Identify every line containing the word "ylabel" and reproduce each one.

── Data in this exercise

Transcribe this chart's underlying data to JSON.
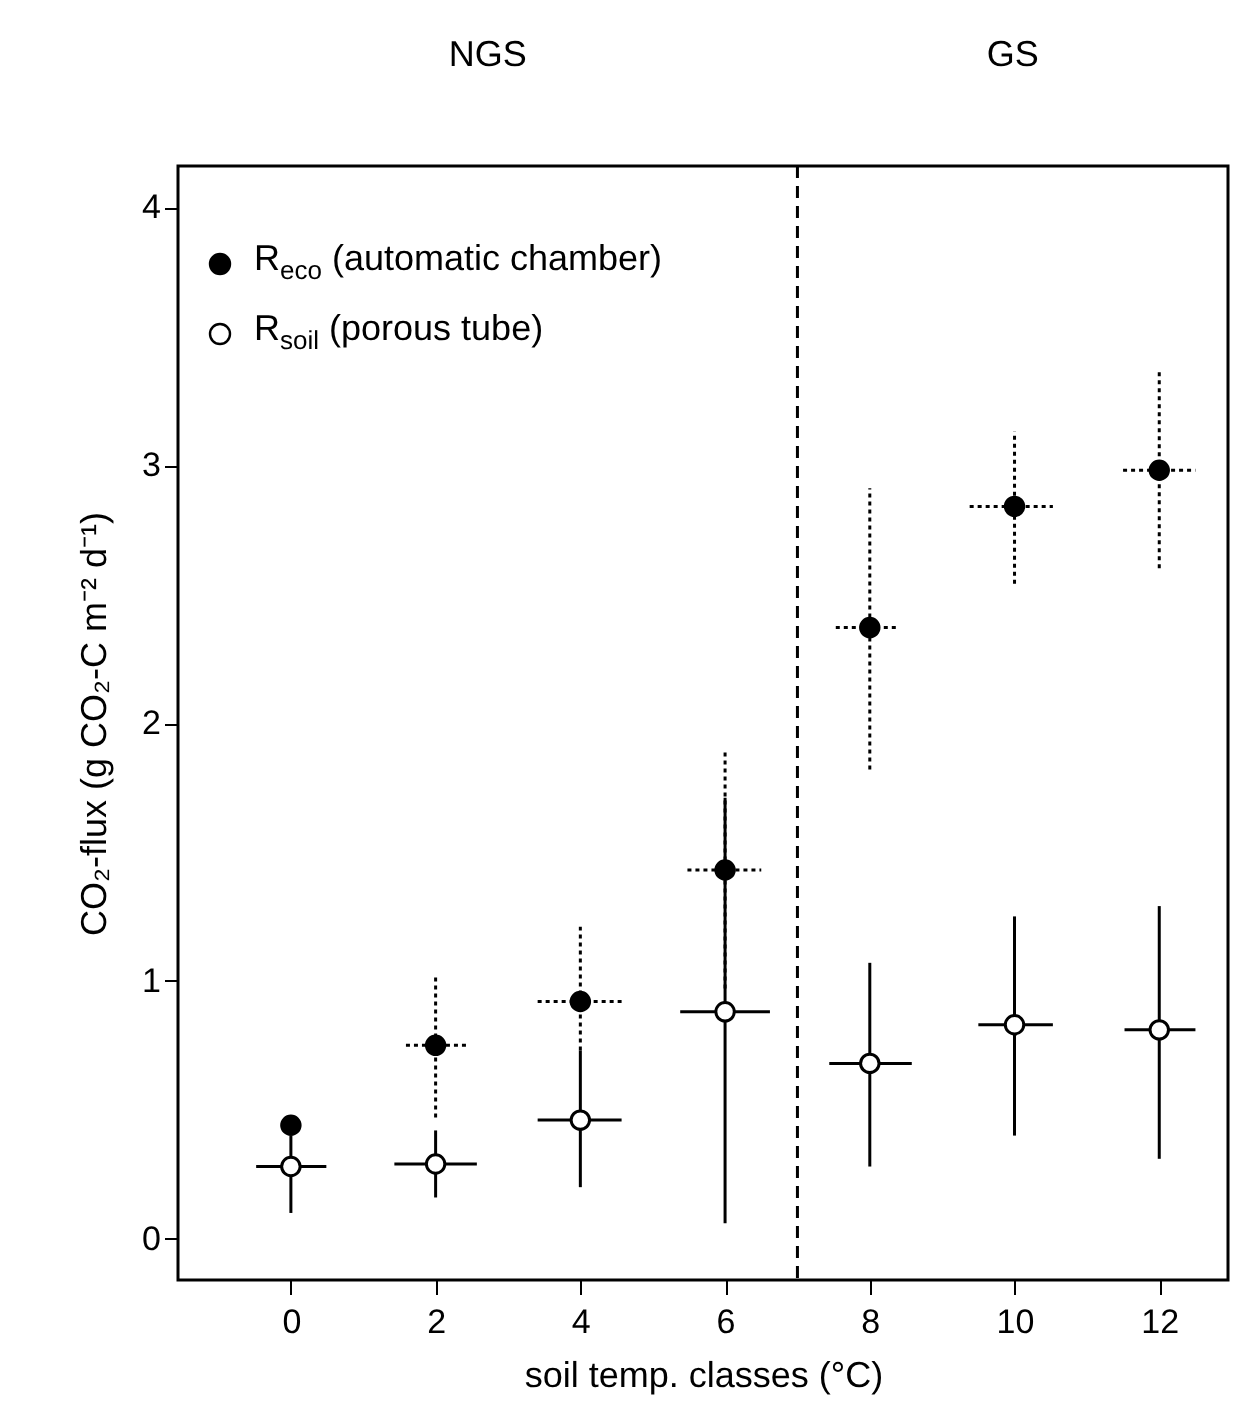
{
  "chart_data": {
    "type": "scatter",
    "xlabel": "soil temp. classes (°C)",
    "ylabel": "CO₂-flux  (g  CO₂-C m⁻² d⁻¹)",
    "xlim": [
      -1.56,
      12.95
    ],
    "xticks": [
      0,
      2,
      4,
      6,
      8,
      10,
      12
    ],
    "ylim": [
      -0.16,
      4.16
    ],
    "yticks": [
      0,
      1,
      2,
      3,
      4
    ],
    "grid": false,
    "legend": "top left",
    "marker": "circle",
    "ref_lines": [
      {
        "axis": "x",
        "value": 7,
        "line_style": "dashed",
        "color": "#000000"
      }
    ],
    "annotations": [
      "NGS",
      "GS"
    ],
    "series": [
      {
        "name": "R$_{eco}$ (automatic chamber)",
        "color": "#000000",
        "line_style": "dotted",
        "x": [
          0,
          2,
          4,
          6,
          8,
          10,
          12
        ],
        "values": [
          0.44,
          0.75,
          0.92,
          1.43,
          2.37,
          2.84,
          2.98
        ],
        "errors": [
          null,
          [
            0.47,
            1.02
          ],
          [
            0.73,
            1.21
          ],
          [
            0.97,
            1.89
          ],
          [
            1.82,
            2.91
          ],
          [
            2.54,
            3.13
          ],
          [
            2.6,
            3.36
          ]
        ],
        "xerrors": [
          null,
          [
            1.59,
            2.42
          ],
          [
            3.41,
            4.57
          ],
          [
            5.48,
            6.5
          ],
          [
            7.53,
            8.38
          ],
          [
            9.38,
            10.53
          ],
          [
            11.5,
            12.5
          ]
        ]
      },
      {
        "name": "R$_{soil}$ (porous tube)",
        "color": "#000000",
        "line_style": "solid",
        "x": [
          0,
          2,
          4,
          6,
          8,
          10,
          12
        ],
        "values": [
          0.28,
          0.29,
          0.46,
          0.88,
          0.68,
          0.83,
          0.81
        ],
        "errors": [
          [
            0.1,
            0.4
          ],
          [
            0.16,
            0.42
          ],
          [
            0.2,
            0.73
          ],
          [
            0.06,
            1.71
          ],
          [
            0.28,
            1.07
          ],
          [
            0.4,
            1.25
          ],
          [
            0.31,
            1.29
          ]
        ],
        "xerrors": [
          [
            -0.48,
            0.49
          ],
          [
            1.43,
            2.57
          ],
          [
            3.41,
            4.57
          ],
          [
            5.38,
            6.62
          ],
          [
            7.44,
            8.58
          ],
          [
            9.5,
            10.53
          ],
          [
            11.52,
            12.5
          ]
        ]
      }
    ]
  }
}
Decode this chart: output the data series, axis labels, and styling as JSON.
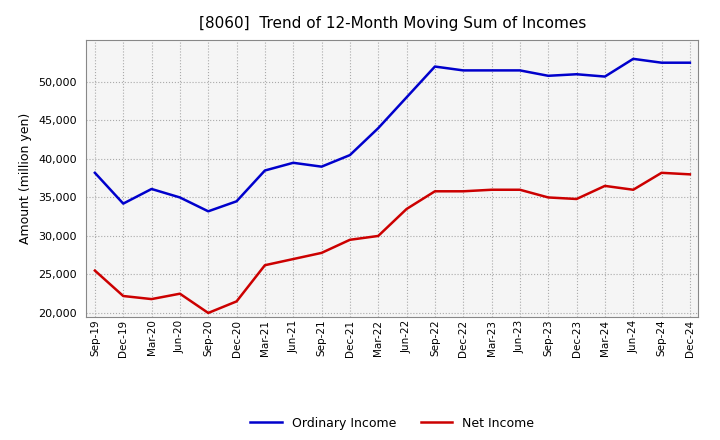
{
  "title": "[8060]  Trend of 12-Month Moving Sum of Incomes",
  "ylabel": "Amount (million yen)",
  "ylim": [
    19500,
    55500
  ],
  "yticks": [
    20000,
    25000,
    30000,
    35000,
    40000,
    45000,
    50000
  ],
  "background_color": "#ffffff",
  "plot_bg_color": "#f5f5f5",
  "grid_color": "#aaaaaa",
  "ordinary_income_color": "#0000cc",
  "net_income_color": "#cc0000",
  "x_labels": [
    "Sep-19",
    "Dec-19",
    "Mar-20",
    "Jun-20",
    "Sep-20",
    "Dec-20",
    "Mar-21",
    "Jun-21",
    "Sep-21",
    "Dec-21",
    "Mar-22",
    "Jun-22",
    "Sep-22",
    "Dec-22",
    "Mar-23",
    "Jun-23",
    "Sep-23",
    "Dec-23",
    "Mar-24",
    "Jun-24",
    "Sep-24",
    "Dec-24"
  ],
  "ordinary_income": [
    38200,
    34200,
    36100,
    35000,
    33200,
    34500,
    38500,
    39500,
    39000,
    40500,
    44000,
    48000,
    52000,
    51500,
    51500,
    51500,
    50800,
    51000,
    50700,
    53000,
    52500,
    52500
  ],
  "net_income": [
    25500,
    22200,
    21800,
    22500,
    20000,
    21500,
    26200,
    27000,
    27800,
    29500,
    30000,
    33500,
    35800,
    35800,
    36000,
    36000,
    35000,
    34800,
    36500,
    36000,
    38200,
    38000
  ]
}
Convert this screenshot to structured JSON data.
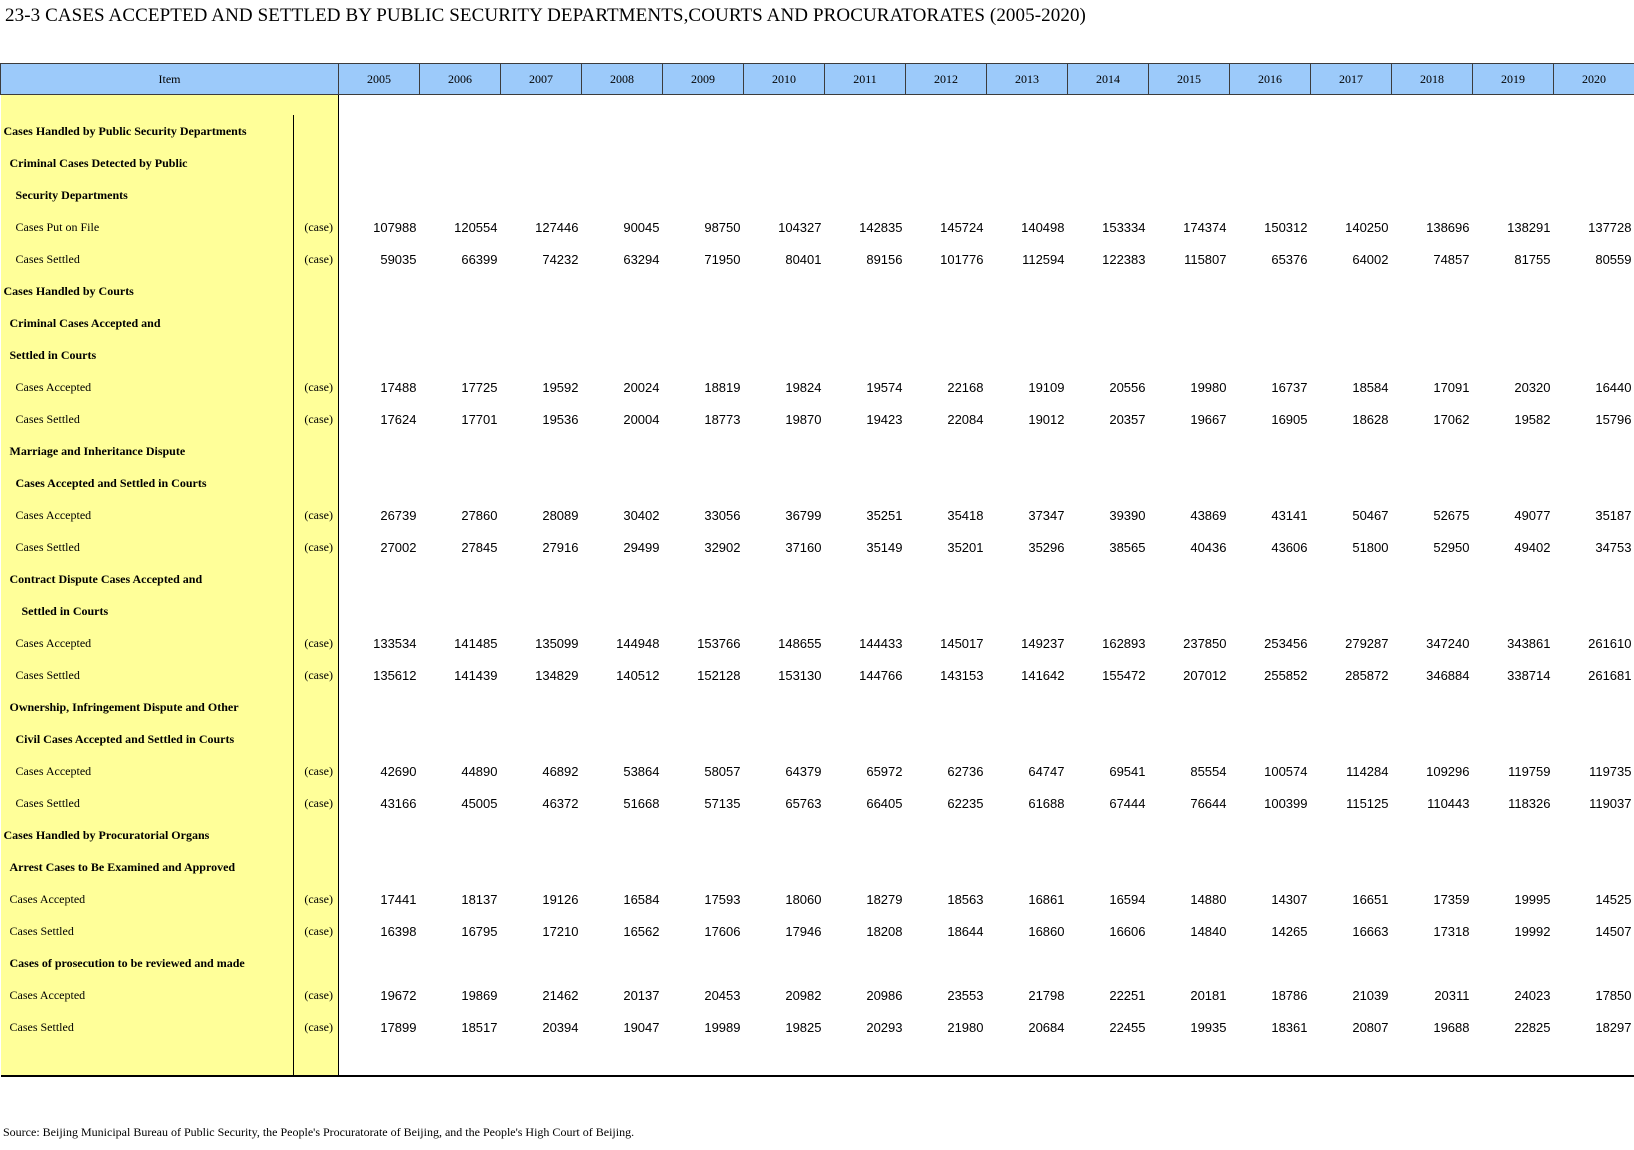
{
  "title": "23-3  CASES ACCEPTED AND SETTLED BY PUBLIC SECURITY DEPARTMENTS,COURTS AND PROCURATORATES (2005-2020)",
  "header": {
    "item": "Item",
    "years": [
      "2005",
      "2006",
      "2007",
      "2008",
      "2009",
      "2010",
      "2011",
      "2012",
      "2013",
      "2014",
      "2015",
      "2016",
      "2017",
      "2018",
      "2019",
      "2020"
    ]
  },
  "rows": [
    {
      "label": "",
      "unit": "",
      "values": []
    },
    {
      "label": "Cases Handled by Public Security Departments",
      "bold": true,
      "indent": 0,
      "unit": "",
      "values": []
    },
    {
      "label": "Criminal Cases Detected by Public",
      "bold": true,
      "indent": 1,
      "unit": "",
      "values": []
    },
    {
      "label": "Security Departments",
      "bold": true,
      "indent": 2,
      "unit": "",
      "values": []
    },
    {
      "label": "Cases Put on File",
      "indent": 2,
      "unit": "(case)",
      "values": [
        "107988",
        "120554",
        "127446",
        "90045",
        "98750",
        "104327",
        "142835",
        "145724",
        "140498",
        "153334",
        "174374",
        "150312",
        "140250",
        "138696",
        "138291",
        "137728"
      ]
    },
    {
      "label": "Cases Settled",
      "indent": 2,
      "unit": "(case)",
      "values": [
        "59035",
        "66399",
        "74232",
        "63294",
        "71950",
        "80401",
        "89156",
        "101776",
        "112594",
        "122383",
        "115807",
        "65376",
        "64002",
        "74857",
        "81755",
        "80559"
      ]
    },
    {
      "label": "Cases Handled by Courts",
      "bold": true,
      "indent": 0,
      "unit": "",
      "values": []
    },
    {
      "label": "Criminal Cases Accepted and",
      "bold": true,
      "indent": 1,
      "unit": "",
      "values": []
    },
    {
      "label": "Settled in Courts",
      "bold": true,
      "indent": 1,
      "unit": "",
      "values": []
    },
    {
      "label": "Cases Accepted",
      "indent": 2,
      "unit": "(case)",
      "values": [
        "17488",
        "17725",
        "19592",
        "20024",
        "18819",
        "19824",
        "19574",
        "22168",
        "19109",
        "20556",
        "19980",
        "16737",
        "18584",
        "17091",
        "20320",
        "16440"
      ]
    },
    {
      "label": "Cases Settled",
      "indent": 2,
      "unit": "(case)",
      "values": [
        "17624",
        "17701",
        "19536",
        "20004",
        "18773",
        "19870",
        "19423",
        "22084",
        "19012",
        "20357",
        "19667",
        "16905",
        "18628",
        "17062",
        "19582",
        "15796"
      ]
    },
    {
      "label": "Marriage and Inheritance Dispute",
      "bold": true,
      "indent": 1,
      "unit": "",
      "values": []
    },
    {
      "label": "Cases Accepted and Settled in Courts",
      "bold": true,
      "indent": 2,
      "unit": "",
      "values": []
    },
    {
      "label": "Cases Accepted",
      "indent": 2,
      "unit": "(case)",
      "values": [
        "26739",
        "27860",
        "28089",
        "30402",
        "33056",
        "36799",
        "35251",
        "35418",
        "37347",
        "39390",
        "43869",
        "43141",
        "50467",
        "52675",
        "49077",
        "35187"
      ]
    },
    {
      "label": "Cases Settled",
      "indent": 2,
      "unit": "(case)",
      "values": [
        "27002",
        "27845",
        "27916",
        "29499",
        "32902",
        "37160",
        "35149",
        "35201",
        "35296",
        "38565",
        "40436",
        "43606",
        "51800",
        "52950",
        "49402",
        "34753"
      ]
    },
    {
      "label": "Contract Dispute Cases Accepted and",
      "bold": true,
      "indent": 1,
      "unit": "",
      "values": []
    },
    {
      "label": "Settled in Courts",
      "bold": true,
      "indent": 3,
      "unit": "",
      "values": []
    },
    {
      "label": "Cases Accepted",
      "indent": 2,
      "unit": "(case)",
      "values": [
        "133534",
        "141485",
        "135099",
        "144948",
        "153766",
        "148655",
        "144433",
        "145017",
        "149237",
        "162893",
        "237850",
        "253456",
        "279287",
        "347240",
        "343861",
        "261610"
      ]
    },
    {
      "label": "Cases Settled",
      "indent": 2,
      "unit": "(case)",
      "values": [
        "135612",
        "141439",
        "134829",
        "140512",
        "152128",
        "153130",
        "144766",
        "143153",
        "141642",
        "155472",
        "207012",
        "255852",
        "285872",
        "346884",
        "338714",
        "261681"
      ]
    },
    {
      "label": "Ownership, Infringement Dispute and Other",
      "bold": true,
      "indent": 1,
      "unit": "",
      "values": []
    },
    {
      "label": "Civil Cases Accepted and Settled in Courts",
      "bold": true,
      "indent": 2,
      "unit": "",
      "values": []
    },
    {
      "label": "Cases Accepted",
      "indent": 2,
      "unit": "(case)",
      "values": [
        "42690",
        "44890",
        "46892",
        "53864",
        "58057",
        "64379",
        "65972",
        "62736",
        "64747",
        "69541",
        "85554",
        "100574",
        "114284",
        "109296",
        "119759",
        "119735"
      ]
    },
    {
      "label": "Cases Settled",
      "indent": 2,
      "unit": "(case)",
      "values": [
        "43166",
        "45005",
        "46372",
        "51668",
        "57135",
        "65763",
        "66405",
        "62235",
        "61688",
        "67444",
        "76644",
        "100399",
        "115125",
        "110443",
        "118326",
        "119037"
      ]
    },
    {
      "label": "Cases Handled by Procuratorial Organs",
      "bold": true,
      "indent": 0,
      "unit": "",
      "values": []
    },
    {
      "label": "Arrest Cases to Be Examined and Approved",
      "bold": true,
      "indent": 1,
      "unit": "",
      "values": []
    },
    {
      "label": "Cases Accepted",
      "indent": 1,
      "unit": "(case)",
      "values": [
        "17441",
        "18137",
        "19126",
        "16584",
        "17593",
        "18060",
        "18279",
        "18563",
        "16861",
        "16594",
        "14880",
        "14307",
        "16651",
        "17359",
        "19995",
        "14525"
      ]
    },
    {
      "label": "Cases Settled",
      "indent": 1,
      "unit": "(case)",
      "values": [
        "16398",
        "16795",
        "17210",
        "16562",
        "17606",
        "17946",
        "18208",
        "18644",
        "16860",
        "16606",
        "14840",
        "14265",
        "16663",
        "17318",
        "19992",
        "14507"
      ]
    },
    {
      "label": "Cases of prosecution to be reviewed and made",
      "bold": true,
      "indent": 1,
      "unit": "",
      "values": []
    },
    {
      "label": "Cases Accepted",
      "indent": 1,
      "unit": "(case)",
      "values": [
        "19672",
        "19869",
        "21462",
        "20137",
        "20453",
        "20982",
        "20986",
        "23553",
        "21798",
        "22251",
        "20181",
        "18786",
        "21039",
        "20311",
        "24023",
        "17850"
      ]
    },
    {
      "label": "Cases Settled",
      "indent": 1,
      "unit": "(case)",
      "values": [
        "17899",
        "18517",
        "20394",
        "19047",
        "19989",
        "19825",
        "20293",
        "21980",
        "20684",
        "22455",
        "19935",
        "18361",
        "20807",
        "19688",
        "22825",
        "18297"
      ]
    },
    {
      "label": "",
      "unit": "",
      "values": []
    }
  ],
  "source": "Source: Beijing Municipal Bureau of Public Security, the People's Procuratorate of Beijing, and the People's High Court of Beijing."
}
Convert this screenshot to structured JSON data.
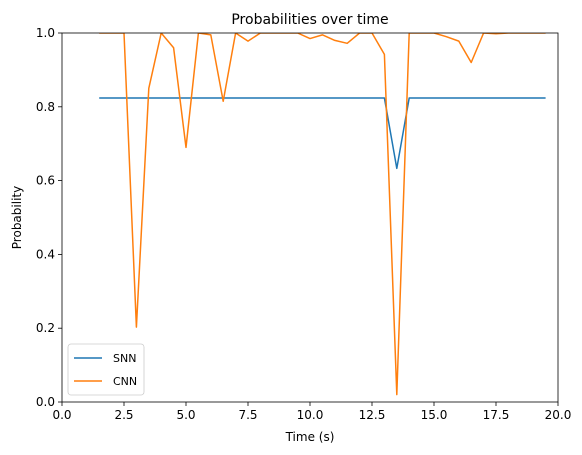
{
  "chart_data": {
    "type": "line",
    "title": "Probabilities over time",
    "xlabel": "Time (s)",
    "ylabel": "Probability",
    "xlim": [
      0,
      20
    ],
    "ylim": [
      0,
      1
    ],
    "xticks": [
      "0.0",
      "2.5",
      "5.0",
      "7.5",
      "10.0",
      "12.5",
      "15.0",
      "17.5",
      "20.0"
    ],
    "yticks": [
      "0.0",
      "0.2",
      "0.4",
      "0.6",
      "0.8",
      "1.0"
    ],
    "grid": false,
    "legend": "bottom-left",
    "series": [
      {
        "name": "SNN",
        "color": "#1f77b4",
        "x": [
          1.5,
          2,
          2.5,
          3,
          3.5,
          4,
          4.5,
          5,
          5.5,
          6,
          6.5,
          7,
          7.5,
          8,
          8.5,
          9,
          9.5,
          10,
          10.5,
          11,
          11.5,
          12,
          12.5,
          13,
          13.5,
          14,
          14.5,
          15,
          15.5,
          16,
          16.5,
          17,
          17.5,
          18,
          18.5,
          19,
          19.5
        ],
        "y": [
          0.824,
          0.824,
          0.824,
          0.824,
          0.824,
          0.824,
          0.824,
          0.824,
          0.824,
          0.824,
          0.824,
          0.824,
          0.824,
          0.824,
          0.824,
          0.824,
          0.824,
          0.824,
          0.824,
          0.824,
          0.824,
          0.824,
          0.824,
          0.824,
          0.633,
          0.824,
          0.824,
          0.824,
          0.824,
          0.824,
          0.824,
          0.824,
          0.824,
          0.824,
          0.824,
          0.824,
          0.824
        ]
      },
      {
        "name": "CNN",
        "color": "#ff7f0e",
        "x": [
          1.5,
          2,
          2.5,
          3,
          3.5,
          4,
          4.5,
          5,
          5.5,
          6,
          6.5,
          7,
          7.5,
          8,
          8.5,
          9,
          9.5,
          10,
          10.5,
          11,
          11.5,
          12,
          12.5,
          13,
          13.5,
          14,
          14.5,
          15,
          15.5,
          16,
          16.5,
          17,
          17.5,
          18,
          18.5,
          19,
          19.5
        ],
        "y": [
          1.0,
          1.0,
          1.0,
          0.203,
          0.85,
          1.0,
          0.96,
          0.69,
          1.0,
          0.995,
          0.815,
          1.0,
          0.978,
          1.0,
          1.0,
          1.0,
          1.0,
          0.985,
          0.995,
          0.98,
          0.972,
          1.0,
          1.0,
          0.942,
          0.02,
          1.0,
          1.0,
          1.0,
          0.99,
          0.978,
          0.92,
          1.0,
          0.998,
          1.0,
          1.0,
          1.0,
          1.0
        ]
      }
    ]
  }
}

────

[Response to this exercise]
    "ylabel": "CO₂-flux  (g  CO₂-C m⁻² d⁻¹)",
  "ylabel": "Amount (million yen)",
    "ylabel": "Probability",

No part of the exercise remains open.